== Excerpted records

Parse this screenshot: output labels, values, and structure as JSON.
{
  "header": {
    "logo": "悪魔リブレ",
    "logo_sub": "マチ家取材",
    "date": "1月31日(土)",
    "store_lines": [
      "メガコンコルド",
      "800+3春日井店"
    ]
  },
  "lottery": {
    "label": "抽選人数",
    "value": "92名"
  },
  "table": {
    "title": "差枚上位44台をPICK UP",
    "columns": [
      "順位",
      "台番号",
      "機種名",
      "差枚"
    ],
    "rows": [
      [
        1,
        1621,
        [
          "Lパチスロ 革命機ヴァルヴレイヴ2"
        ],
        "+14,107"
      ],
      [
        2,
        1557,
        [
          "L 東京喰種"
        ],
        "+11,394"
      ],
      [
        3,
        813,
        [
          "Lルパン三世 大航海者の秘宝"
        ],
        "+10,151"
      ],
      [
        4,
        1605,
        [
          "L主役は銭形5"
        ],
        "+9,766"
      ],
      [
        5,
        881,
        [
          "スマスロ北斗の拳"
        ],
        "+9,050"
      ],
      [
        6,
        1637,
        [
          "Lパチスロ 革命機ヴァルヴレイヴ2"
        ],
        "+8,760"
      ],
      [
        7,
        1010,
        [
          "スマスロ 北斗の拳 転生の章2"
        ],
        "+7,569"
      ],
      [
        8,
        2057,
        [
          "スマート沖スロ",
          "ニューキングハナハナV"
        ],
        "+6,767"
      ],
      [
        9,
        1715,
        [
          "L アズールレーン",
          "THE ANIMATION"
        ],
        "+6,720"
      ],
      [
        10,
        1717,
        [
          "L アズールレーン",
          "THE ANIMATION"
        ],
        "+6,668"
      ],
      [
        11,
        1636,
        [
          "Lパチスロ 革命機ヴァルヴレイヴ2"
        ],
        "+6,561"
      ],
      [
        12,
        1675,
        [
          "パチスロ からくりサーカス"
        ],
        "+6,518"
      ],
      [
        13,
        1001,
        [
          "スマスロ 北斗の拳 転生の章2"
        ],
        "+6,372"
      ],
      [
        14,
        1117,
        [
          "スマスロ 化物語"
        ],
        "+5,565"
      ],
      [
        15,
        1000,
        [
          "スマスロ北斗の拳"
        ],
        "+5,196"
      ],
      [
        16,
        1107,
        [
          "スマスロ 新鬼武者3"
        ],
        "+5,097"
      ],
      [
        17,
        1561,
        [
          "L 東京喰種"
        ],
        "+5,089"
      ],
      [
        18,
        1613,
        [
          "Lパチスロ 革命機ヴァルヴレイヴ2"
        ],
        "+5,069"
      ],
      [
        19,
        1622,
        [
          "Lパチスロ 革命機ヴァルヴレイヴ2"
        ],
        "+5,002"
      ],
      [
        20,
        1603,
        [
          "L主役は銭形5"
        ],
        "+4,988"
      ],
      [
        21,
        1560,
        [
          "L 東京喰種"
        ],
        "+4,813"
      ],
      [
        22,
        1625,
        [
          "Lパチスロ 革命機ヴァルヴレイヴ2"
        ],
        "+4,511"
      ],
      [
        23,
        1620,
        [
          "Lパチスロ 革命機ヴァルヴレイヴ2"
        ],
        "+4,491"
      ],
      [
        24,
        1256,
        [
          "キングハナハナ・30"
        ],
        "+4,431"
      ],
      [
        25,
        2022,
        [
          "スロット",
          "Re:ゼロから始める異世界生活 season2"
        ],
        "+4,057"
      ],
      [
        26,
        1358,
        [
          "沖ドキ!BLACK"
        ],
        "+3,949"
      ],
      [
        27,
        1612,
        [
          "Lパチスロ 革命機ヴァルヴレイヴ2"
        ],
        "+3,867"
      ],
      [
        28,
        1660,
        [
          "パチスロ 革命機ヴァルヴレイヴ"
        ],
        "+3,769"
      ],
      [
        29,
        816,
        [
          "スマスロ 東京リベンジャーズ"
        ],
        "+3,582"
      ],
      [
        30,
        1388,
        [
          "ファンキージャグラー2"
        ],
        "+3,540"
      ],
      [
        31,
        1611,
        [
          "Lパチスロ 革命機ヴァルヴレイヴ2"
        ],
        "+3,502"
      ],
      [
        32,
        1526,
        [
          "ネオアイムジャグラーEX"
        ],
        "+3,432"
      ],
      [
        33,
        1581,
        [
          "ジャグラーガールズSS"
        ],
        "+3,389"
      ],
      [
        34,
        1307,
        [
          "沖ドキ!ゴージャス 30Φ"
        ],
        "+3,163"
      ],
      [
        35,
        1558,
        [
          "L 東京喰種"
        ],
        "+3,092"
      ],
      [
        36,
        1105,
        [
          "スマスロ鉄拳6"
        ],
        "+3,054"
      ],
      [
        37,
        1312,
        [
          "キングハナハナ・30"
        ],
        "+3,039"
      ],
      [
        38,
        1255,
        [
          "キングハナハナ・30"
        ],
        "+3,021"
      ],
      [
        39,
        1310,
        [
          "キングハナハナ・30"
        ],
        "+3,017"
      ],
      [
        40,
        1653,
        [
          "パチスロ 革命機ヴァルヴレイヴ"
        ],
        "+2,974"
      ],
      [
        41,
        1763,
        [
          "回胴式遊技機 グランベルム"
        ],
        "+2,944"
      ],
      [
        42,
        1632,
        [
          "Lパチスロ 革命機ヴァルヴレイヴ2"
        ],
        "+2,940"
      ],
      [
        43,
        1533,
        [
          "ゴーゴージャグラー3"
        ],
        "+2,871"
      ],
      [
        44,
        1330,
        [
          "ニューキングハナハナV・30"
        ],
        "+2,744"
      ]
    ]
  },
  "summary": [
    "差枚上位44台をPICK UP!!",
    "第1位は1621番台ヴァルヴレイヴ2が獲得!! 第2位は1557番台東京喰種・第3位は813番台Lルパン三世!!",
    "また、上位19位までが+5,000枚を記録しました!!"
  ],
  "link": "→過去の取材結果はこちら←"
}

====

## Exercise details
Repeat the entries exactly, all of them.

## Task answer
Parse this screenshot: output labels, values, and structure as JSON.
{
  "header": {
    "logo": "悪魔リブレ",
    "logo_sub": "マチ家取材",
    "date": "1月31日(土)",
    "store_lines": [
      "メガコンコルド",
      "800+3春日井店"
    ]
  },
  "lottery": {
    "label": "抽選人数",
    "value": "92名"
  },
  "table": {
    "title": "差枚上位44台をPICK UP",
    "columns": [
      "順位",
      "台番号",
      "機種名",
      "差枚"
    ],
    "rows": [
      [
        1,
        1621,
        [
          "Lパチスロ 革命機ヴァルヴレイヴ2"
        ],
        "+14,107"
      ],
      [
        2,
        1557,
        [
          "L 東京喰種"
        ],
        "+11,394"
      ],
      [
        3,
        813,
        [
          "Lルパン三世 大航海者の秘宝"
        ],
        "+10,151"
      ],
      [
        4,
        1605,
        [
          "L主役は銭形5"
        ],
        "+9,766"
      ],
      [
        5,
        881,
        [
          "スマスロ北斗の拳"
        ],
        "+9,050"
      ],
      [
        6,
        1637,
        [
          "Lパチスロ 革命機ヴァルヴレイヴ2"
        ],
        "+8,760"
      ],
      [
        7,
        1010,
        [
          "スマスロ 北斗の拳 転生の章2"
        ],
        "+7,569"
      ],
      [
        8,
        2057,
        [
          "スマート沖スロ",
          "ニューキングハナハナV"
        ],
        "+6,767"
      ],
      [
        9,
        1715,
        [
          "L アズールレーン",
          "THE ANIMATION"
        ],
        "+6,720"
      ],
      [
        10,
        1717,
        [
          "L アズールレーン",
          "THE ANIMATION"
        ],
        "+6,668"
      ],
      [
        11,
        1636,
        [
          "Lパチスロ 革命機ヴァルヴレイヴ2"
        ],
        "+6,561"
      ],
      [
        12,
        1675,
        [
          "パチスロ からくりサーカス"
        ],
        "+6,518"
      ],
      [
        13,
        1001,
        [
          "スマスロ 北斗の拳 転生の章2"
        ],
        "+6,372"
      ],
      [
        14,
        1117,
        [
          "スマスロ 化物語"
        ],
        "+5,565"
      ],
      [
        15,
        1000,
        [
          "スマスロ北斗の拳"
        ],
        "+5,196"
      ],
      [
        16,
        1107,
        [
          "スマスロ 新鬼武者3"
        ],
        "+5,097"
      ],
      [
        17,
        1561,
        [
          "L 東京喰種"
        ],
        "+5,089"
      ],
      [
        18,
        1613,
        [
          "Lパチスロ 革命機ヴァルヴレイヴ2"
        ],
        "+5,069"
      ],
      [
        19,
        1622,
        [
          "Lパチスロ 革命機ヴァルヴレイヴ2"
        ],
        "+5,002"
      ],
      [
        20,
        1603,
        [
          "L主役は銭形5"
        ],
        "+4,988"
      ],
      [
        21,
        1560,
        [
          "L 東京喰種"
        ],
        "+4,813"
      ],
      [
        22,
        1625,
        [
          "Lパチスロ 革命機ヴァルヴレイヴ2"
        ],
        "+4,511"
      ],
      [
        23,
        1620,
        [
          "Lパチスロ 革命機ヴァルヴレイヴ2"
        ],
        "+4,491"
      ],
      [
        24,
        1256,
        [
          "キングハナハナ・30"
        ],
        "+4,431"
      ],
      [
        25,
        2022,
        [
          "スロット",
          "Re:ゼロから始める異世界生活 season2"
        ],
        "+4,057"
      ],
      [
        26,
        1358,
        [
          "沖ドキ!BLACK"
        ],
        "+3,949"
      ],
      [
        27,
        1612,
        [
          "Lパチスロ 革命機ヴァルヴレイヴ2"
        ],
        "+3,867"
      ],
      [
        28,
        1660,
        [
          "パチスロ 革命機ヴァルヴレイヴ"
        ],
        "+3,769"
      ],
      [
        29,
        816,
        [
          "スマスロ 東京リベンジャーズ"
        ],
        "+3,582"
      ],
      [
        30,
        1388,
        [
          "ファンキージャグラー2"
        ],
        "+3,540"
      ],
      [
        31,
        1611,
        [
          "Lパチスロ 革命機ヴァルヴレイヴ2"
        ],
        "+3,502"
      ],
      [
        32,
        1526,
        [
          "ネオアイムジャグラーEX"
        ],
        "+3,432"
      ],
      [
        33,
        1581,
        [
          "ジャグラーガールズSS"
        ],
        "+3,389"
      ],
      [
        34,
        1307,
        [
          "沖ドキ!ゴージャス 30Φ"
        ],
        "+3,163"
      ],
      [
        35,
        1558,
        [
          "L 東京喰種"
        ],
        "+3,092"
      ],
      [
        36,
        1105,
        [
          "スマスロ鉄拳6"
        ],
        "+3,054"
      ],
      [
        37,
        1312,
        [
          "キングハナハナ・30"
        ],
        "+3,039"
      ],
      [
        38,
        1255,
        [
          "キングハナハナ・30"
        ],
        "+3,021"
      ],
      [
        39,
        1310,
        [
          "キングハナハナ・30"
        ],
        "+3,017"
      ],
      [
        40,
        1653,
        [
          "パチスロ 革命機ヴァルヴレイヴ"
        ],
        "+2,974"
      ],
      [
        41,
        1763,
        [
          "回胴式遊技機 グランベルム"
        ],
        "+2,944"
      ],
      [
        42,
        1632,
        [
          "Lパチスロ 革命機ヴァルヴレイヴ2"
        ],
        "+2,940"
      ],
      [
        43,
        1533,
        [
          "ゴーゴージャグラー3"
        ],
        "+2,871"
      ],
      [
        44,
        1330,
        [
          "ニューキングハナハナV・30"
        ],
        "+2,744"
      ]
    ]
  },
  "summary": [
    "差枚上位44台をPICK UP!!",
    "第1位は1621番台ヴァルヴレイヴ2が獲得!! 第2位は1557番台東京喰種・第3位は813番台Lルパン三世!!",
    "また、上位19位までが+5,000枚を記録しました!!"
  ],
  "link": "→過去の取材結果はこちら←"
}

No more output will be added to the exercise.